### WHAT YOU SHOULD DO
Repeat every line of the material, character for character.

[Figure content listings]
[Begin]

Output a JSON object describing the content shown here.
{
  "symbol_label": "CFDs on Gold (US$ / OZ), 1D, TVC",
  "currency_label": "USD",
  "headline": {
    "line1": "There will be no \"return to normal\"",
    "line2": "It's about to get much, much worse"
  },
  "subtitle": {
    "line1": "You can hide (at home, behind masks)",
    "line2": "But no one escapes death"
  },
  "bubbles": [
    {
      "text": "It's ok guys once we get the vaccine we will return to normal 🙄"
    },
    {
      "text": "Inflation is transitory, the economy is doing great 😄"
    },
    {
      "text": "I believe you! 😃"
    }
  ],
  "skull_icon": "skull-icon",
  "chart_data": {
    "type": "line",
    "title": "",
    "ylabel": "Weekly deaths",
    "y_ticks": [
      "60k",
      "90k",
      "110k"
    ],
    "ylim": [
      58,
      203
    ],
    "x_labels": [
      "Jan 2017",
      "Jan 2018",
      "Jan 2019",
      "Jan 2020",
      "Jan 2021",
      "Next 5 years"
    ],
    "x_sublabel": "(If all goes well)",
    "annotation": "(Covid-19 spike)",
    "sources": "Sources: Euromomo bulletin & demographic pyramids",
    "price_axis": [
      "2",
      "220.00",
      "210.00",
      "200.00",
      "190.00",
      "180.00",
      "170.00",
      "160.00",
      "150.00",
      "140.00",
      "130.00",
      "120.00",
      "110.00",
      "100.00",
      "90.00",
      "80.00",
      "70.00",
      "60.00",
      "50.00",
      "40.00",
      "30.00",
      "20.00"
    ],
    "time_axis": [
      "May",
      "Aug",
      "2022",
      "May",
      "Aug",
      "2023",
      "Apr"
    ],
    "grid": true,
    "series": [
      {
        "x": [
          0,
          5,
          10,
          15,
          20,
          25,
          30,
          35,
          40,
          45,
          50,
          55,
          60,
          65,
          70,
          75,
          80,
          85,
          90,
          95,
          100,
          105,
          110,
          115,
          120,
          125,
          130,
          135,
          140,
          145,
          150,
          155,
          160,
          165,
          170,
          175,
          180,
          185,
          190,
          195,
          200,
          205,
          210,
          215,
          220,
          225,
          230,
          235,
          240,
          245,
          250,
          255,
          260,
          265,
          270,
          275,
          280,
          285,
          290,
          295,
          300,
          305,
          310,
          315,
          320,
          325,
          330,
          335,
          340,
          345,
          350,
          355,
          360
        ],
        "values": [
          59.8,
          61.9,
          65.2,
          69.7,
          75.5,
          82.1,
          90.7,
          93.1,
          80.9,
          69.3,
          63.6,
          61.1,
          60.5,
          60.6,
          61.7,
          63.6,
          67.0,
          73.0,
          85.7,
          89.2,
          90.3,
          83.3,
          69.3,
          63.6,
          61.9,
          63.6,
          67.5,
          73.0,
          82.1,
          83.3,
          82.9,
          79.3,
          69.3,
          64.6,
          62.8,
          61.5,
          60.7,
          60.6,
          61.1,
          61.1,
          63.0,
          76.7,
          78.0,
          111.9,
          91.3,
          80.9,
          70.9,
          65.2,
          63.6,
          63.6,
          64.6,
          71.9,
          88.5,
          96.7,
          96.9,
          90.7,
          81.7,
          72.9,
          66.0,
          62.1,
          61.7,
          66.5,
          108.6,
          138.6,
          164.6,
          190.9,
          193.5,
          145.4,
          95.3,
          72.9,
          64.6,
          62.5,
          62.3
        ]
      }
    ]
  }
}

[End]

### RESPONSE TO THE TASK
Output a JSON object describing the content shown here.
{
  "symbol_label": "CFDs on Gold (US$ / OZ), 1D, TVC",
  "currency_label": "USD",
  "headline": {
    "line1": "There will be no \"return to normal\"",
    "line2": "It's about to get much, much worse"
  },
  "subtitle": {
    "line1": "You can hide (at home, behind masks)",
    "line2": "But no one escapes death"
  },
  "bubbles": [
    {
      "text": "It's ok guys once we get the vaccine we will return to normal 🙄"
    },
    {
      "text": "Inflation is transitory, the economy is doing great 😄"
    },
    {
      "text": "I believe you! 😃"
    }
  ],
  "skull_icon": "skull-icon",
  "chart_data": {
    "type": "line",
    "title": "",
    "ylabel": "Weekly deaths",
    "y_ticks": [
      "60k",
      "90k",
      "110k"
    ],
    "ylim": [
      58,
      203
    ],
    "x_labels": [
      "Jan 2017",
      "Jan 2018",
      "Jan 2019",
      "Jan 2020",
      "Jan 2021",
      "Next 5 years"
    ],
    "x_sublabel": "(If all goes well)",
    "annotation": "(Covid-19 spike)",
    "sources": "Sources: Euromomo bulletin & demographic pyramids",
    "price_axis": [
      "2",
      "220.00",
      "210.00",
      "200.00",
      "190.00",
      "180.00",
      "170.00",
      "160.00",
      "150.00",
      "140.00",
      "130.00",
      "120.00",
      "110.00",
      "100.00",
      "90.00",
      "80.00",
      "70.00",
      "60.00",
      "50.00",
      "40.00",
      "30.00",
      "20.00"
    ],
    "time_axis": [
      "May",
      "Aug",
      "2022",
      "May",
      "Aug",
      "2023",
      "Apr"
    ],
    "grid": true,
    "series": [
      {
        "x": [
          0,
          5,
          10,
          15,
          20,
          25,
          30,
          35,
          40,
          45,
          50,
          55,
          60,
          65,
          70,
          75,
          80,
          85,
          90,
          95,
          100,
          105,
          110,
          115,
          120,
          125,
          130,
          135,
          140,
          145,
          150,
          155,
          160,
          165,
          170,
          175,
          180,
          185,
          190,
          195,
          200,
          205,
          210,
          215,
          220,
          225,
          230,
          235,
          240,
          245,
          250,
          255,
          260,
          265,
          270,
          275,
          280,
          285,
          290,
          295,
          300,
          305,
          310,
          315,
          320,
          325,
          330,
          335,
          340,
          345,
          350,
          355,
          360
        ],
        "values": [
          59.8,
          61.9,
          65.2,
          69.7,
          75.5,
          82.1,
          90.7,
          93.1,
          80.9,
          69.3,
          63.6,
          61.1,
          60.5,
          60.6,
          61.7,
          63.6,
          67.0,
          73.0,
          85.7,
          89.2,
          90.3,
          83.3,
          69.3,
          63.6,
          61.9,
          63.6,
          67.5,
          73.0,
          82.1,
          83.3,
          82.9,
          79.3,
          69.3,
          64.6,
          62.8,
          61.5,
          60.7,
          60.6,
          61.1,
          61.1,
          63.0,
          76.7,
          78.0,
          111.9,
          91.3,
          80.9,
          70.9,
          65.2,
          63.6,
          63.6,
          64.6,
          71.9,
          88.5,
          96.7,
          96.9,
          90.7,
          81.7,
          72.9,
          66.0,
          62.1,
          61.7,
          66.5,
          108.6,
          138.6,
          164.6,
          190.9,
          193.5,
          145.4,
          95.3,
          72.9,
          64.6,
          62.5,
          62.3
        ]
      }
    ]
  }
}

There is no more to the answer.